▶ _PROBLEM TO WORK ON_: Write out the records beneath this line exactly as they appear, minus any images.

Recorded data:

- - -

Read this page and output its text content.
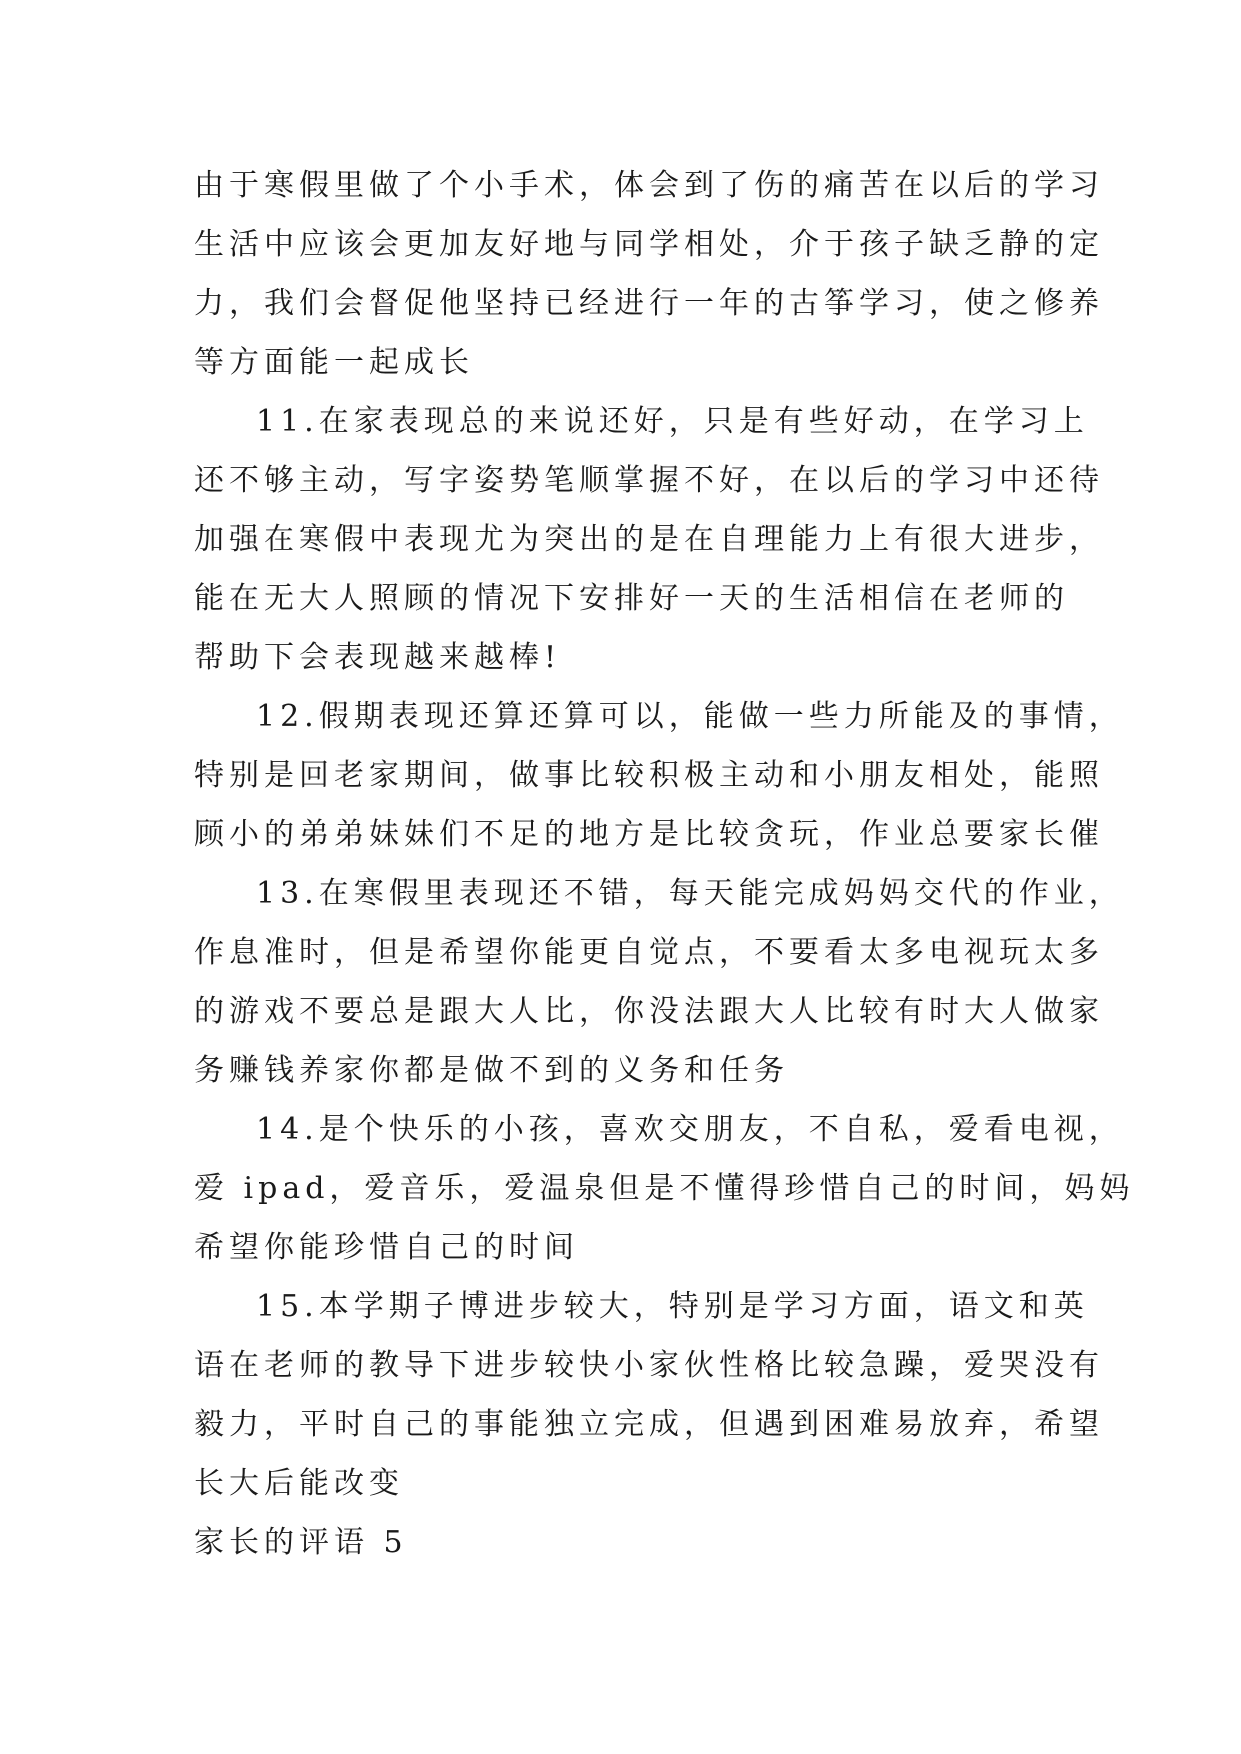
由于寒假里做了个小手术，体会到了伤的痛苦在以后的学习
生活中应该会更加友好地与同学相处，介于孩子缺乏静的定
力，我们会督促他坚持已经进行一年的古筝学习，使之修养
等方面能一起成长
11.在家表现总的来说还好，只是有些好动，在学习上
还不够主动，写字姿势笔顺掌握不好，在以后的学习中还待
加强在寒假中表现尤为突出的是在自理能力上有很大进步，
能在无大人照顾的情况下安排好一天的生活相信在老师的
帮助下会表现越来越棒!
12.假期表现还算还算可以，能做一些力所能及的事情，
特别是回老家期间，做事比较积极主动和小朋友相处，能照
顾小的弟弟妹妹们不足的地方是比较贪玩，作业总要家长催
13.在寒假里表现还不错，每天能完成妈妈交代的作业，
作息准时，但是希望你能更自觉点，不要看太多电视玩太多
的游戏不要总是跟大人比，你没法跟大人比较有时大人做家
务赚钱养家你都是做不到的义务和任务
14.是个快乐的小孩，喜欢交朋友，不自私，爱看电视，
爱 ipad，爱音乐，爱温泉但是不懂得珍惜自己的时间，妈妈
希望你能珍惜自己的时间
15.本学期子博进步较大，特别是学习方面，语文和英
语在老师的教导下进步较快小家伙性格比较急躁，爱哭没有
毅力，平时自己的事能独立完成，但遇到困难易放弃，希望
长大后能改变
家长的评语 5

- - -

▶ _OUTPUT OF THE EXERCISE_:
Read this page and output its text content.
由于寒假里做了个小手术，体会到了伤的痛苦在以后的学习
生活中应该会更加友好地与同学相处，介于孩子缺乏静的定
力，我们会督促他坚持已经进行一年的古筝学习，使之修养
等方面能一起成长
11.在家表现总的来说还好，只是有些好动，在学习上
还不够主动，写字姿势笔顺掌握不好，在以后的学习中还待
加强在寒假中表现尤为突出的是在自理能力上有很大进步，
能在无大人照顾的情况下安排好一天的生活相信在老师的
帮助下会表现越来越棒!
12.假期表现还算还算可以，能做一些力所能及的事情，
特别是回老家期间，做事比较积极主动和小朋友相处，能照
顾小的弟弟妹妹们不足的地方是比较贪玩，作业总要家长催
13.在寒假里表现还不错，每天能完成妈妈交代的作业，
作息准时，但是希望你能更自觉点，不要看太多电视玩太多
的游戏不要总是跟大人比，你没法跟大人比较有时大人做家
务赚钱养家你都是做不到的义务和任务
14.是个快乐的小孩，喜欢交朋友，不自私，爱看电视，
爱 ipad，爱音乐，爱温泉但是不懂得珍惜自己的时间，妈妈
希望你能珍惜自己的时间
15.本学期子博进步较大，特别是学习方面，语文和英
语在老师的教导下进步较快小家伙性格比较急躁，爱哭没有
毅力，平时自己的事能独立完成，但遇到困难易放弃，希望
长大后能改变
家长的评语 5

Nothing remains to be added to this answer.